What the exercise asks: Copy each line exactly.

Data for this exercise:
◆ ◆ ◆

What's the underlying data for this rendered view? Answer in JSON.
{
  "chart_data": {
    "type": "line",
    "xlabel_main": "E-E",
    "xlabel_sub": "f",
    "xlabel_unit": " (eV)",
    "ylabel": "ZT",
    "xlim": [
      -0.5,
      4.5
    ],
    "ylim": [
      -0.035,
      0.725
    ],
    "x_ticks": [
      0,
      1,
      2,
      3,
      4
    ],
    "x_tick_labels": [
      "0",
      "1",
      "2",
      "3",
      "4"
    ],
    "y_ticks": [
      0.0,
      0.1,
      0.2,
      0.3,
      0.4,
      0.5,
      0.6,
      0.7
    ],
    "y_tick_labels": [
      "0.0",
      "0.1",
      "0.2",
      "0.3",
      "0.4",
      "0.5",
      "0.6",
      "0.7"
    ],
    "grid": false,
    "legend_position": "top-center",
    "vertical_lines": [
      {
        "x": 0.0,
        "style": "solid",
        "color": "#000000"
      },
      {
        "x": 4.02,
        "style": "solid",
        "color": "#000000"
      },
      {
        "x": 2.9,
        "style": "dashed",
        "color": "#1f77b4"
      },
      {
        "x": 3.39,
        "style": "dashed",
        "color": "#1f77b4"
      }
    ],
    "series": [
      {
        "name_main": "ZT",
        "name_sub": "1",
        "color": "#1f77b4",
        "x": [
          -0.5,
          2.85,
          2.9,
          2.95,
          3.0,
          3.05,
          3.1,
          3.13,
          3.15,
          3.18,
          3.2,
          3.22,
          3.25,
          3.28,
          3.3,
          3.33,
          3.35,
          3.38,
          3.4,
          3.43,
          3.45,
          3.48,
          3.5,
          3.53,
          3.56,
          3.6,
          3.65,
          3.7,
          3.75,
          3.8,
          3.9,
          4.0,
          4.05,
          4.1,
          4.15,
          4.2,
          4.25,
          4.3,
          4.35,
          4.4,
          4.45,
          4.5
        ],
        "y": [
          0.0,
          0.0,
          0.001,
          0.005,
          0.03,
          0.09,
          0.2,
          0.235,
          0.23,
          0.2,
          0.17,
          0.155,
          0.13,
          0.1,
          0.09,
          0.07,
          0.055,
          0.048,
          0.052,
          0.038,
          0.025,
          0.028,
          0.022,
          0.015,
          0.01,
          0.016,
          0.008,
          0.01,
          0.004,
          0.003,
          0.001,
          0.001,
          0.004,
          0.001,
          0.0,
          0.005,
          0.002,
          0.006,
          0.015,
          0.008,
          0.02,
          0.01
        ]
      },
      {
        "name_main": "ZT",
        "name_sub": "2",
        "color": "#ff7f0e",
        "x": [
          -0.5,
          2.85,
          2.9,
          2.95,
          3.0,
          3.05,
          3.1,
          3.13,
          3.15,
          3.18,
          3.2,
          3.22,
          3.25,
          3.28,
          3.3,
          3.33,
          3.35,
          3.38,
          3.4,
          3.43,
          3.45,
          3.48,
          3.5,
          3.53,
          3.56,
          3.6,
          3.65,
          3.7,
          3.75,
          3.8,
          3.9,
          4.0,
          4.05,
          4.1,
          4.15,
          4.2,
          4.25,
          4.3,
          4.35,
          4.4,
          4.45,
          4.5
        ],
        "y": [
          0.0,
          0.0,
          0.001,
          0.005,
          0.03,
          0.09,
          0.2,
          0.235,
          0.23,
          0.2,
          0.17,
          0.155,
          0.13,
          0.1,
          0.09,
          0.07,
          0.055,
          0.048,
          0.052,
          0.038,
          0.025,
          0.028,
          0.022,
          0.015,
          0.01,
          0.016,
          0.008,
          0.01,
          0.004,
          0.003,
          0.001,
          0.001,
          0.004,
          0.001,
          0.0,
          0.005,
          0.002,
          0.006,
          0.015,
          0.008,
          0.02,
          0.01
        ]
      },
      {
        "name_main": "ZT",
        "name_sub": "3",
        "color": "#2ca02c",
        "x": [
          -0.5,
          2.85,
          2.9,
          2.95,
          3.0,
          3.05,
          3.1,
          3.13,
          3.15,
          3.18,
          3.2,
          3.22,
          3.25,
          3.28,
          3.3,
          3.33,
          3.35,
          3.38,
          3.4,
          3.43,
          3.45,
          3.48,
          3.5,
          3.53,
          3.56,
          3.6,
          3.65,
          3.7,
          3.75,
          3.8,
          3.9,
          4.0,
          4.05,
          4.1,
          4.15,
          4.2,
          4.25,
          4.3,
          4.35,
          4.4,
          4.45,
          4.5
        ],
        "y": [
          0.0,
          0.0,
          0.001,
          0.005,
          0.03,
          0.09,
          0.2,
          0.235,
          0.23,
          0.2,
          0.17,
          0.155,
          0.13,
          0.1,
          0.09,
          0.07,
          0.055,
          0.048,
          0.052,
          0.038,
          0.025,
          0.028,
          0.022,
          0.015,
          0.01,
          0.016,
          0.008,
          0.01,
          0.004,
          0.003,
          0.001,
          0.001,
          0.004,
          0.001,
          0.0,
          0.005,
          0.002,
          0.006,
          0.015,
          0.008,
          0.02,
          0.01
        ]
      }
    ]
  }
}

◆ ◆ ◆

Result of the exercise:
What's the underlying data for this rendered view? Answer in JSON.
{
  "chart_data": {
    "type": "line",
    "xlabel_main": "E-E",
    "xlabel_sub": "f",
    "xlabel_unit": " (eV)",
    "ylabel": "ZT",
    "xlim": [
      -0.5,
      4.5
    ],
    "ylim": [
      -0.035,
      0.725
    ],
    "x_ticks": [
      0,
      1,
      2,
      3,
      4
    ],
    "x_tick_labels": [
      "0",
      "1",
      "2",
      "3",
      "4"
    ],
    "y_ticks": [
      0.0,
      0.1,
      0.2,
      0.3,
      0.4,
      0.5,
      0.6,
      0.7
    ],
    "y_tick_labels": [
      "0.0",
      "0.1",
      "0.2",
      "0.3",
      "0.4",
      "0.5",
      "0.6",
      "0.7"
    ],
    "grid": false,
    "legend_position": "top-center",
    "vertical_lines": [
      {
        "x": 0.0,
        "style": "solid",
        "color": "#000000"
      },
      {
        "x": 4.02,
        "style": "solid",
        "color": "#000000"
      },
      {
        "x": 2.9,
        "style": "dashed",
        "color": "#1f77b4"
      },
      {
        "x": 3.39,
        "style": "dashed",
        "color": "#1f77b4"
      }
    ],
    "series": [
      {
        "name_main": "ZT",
        "name_sub": "1",
        "color": "#1f77b4",
        "x": [
          -0.5,
          2.85,
          2.9,
          2.95,
          3.0,
          3.05,
          3.1,
          3.13,
          3.15,
          3.18,
          3.2,
          3.22,
          3.25,
          3.28,
          3.3,
          3.33,
          3.35,
          3.38,
          3.4,
          3.43,
          3.45,
          3.48,
          3.5,
          3.53,
          3.56,
          3.6,
          3.65,
          3.7,
          3.75,
          3.8,
          3.9,
          4.0,
          4.05,
          4.1,
          4.15,
          4.2,
          4.25,
          4.3,
          4.35,
          4.4,
          4.45,
          4.5
        ],
        "y": [
          0.0,
          0.0,
          0.001,
          0.005,
          0.03,
          0.09,
          0.2,
          0.235,
          0.23,
          0.2,
          0.17,
          0.155,
          0.13,
          0.1,
          0.09,
          0.07,
          0.055,
          0.048,
          0.052,
          0.038,
          0.025,
          0.028,
          0.022,
          0.015,
          0.01,
          0.016,
          0.008,
          0.01,
          0.004,
          0.003,
          0.001,
          0.001,
          0.004,
          0.001,
          0.0,
          0.005,
          0.002,
          0.006,
          0.015,
          0.008,
          0.02,
          0.01
        ]
      },
      {
        "name_main": "ZT",
        "name_sub": "2",
        "color": "#ff7f0e",
        "x": [
          -0.5,
          2.85,
          2.9,
          2.95,
          3.0,
          3.05,
          3.1,
          3.13,
          3.15,
          3.18,
          3.2,
          3.22,
          3.25,
          3.28,
          3.3,
          3.33,
          3.35,
          3.38,
          3.4,
          3.43,
          3.45,
          3.48,
          3.5,
          3.53,
          3.56,
          3.6,
          3.65,
          3.7,
          3.75,
          3.8,
          3.9,
          4.0,
          4.05,
          4.1,
          4.15,
          4.2,
          4.25,
          4.3,
          4.35,
          4.4,
          4.45,
          4.5
        ],
        "y": [
          0.0,
          0.0,
          0.001,
          0.005,
          0.03,
          0.09,
          0.2,
          0.235,
          0.23,
          0.2,
          0.17,
          0.155,
          0.13,
          0.1,
          0.09,
          0.07,
          0.055,
          0.048,
          0.052,
          0.038,
          0.025,
          0.028,
          0.022,
          0.015,
          0.01,
          0.016,
          0.008,
          0.01,
          0.004,
          0.003,
          0.001,
          0.001,
          0.004,
          0.001,
          0.0,
          0.005,
          0.002,
          0.006,
          0.015,
          0.008,
          0.02,
          0.01
        ]
      },
      {
        "name_main": "ZT",
        "name_sub": "3",
        "color": "#2ca02c",
        "x": [
          -0.5,
          2.85,
          2.9,
          2.95,
          3.0,
          3.05,
          3.1,
          3.13,
          3.15,
          3.18,
          3.2,
          3.22,
          3.25,
          3.28,
          3.3,
          3.33,
          3.35,
          3.38,
          3.4,
          3.43,
          3.45,
          3.48,
          3.5,
          3.53,
          3.56,
          3.6,
          3.65,
          3.7,
          3.75,
          3.8,
          3.9,
          4.0,
          4.05,
          4.1,
          4.15,
          4.2,
          4.25,
          4.3,
          4.35,
          4.4,
          4.45,
          4.5
        ],
        "y": [
          0.0,
          0.0,
          0.001,
          0.005,
          0.03,
          0.09,
          0.2,
          0.235,
          0.23,
          0.2,
          0.17,
          0.155,
          0.13,
          0.1,
          0.09,
          0.07,
          0.055,
          0.048,
          0.052,
          0.038,
          0.025,
          0.028,
          0.022,
          0.015,
          0.01,
          0.016,
          0.008,
          0.01,
          0.004,
          0.003,
          0.001,
          0.001,
          0.004,
          0.001,
          0.0,
          0.005,
          0.002,
          0.006,
          0.015,
          0.008,
          0.02,
          0.01
        ]
      }
    ]
  }
}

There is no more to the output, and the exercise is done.